**Task requirements:**
All of the records below must be output exactly, with no pictures carried over.

** start of Supplied data **

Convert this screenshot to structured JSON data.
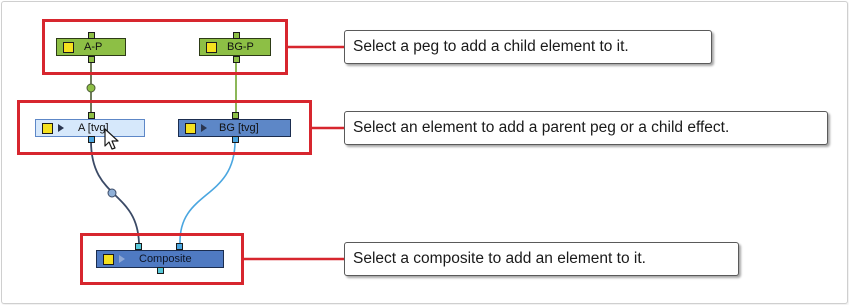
{
  "nodes": {
    "peg_a": "A-P",
    "peg_bg": "BG-P",
    "elem_a": "A  [tvg]",
    "elem_bg": "BG  [tvg]",
    "composite": "Composite"
  },
  "callouts": {
    "pegs": "Select a peg to add a child element to it.",
    "elements": "Select an element to add a parent peg or a child effect.",
    "composite": "Select a composite to add an element to it."
  },
  "colors": {
    "highlight": "#d7262e",
    "peg": "#8dbf45",
    "element": "#5d87c7",
    "selected_element": "#d6e8fb",
    "composite": "#4f7ac2",
    "wire_dark": "#3b4a66",
    "wire_light": "#4aa6e0"
  }
}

** end of Supplied data **

**Complete output:**
Convert this screenshot to structured JSON data.
{
  "nodes": {
    "peg_a": "A-P",
    "peg_bg": "BG-P",
    "elem_a": "A  [tvg]",
    "elem_bg": "BG  [tvg]",
    "composite": "Composite"
  },
  "callouts": {
    "pegs": "Select a peg to add a child element to it.",
    "elements": "Select an element to add a parent peg or a child effect.",
    "composite": "Select a composite to add an element to it."
  },
  "colors": {
    "highlight": "#d7262e",
    "peg": "#8dbf45",
    "element": "#5d87c7",
    "selected_element": "#d6e8fb",
    "composite": "#4f7ac2",
    "wire_dark": "#3b4a66",
    "wire_light": "#4aa6e0"
  }
}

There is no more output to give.